◆ **Given request**:
Search the material for the word "Hong" and report each line where it turns up.

◆ **Material supplied**:
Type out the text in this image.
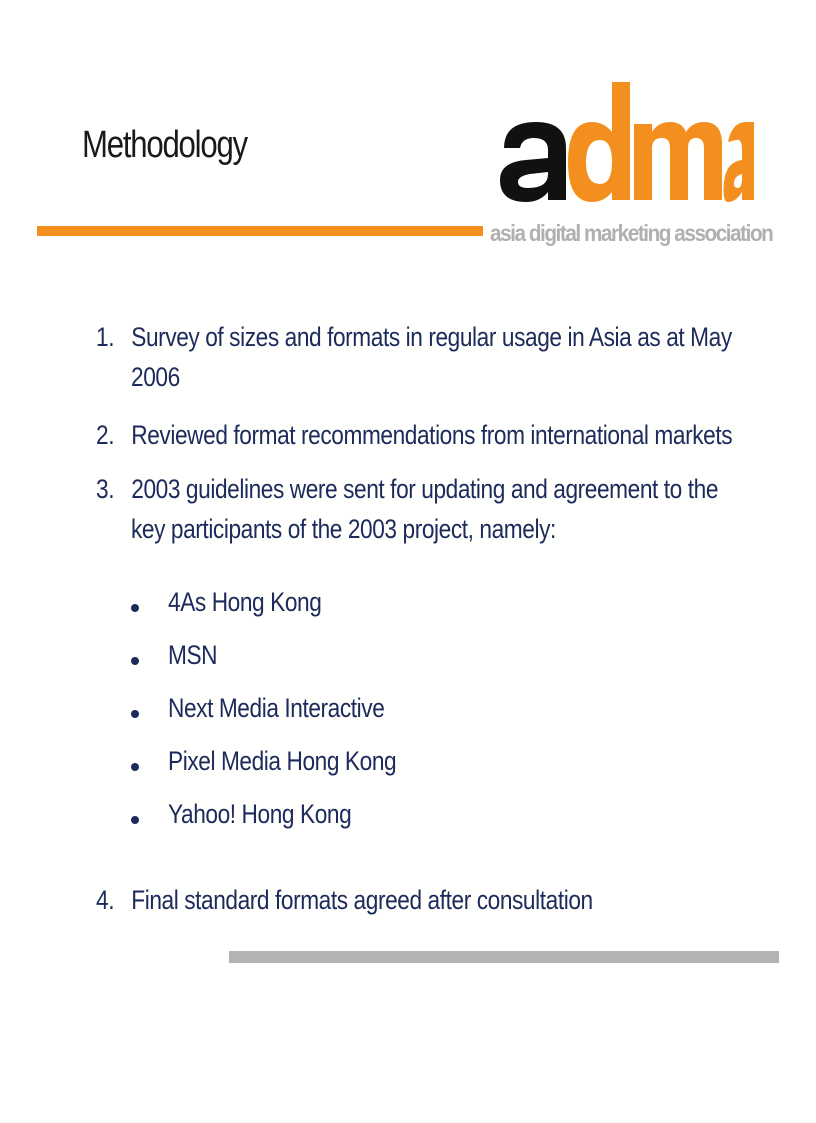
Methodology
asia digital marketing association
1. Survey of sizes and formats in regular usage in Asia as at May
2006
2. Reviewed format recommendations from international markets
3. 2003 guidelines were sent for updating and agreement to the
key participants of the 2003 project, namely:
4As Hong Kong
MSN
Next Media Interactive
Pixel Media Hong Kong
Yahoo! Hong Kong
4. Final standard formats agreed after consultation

==

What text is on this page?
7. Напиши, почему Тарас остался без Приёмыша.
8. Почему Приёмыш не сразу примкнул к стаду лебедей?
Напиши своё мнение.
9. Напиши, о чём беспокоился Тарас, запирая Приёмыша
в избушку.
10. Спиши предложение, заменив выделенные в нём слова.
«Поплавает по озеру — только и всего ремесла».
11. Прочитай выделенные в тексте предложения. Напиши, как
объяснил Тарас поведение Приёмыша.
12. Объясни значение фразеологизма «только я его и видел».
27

◆ **Task output**:
4As Hong Kong
Pixel Media Hong Kong
Yahoo! Hong Kong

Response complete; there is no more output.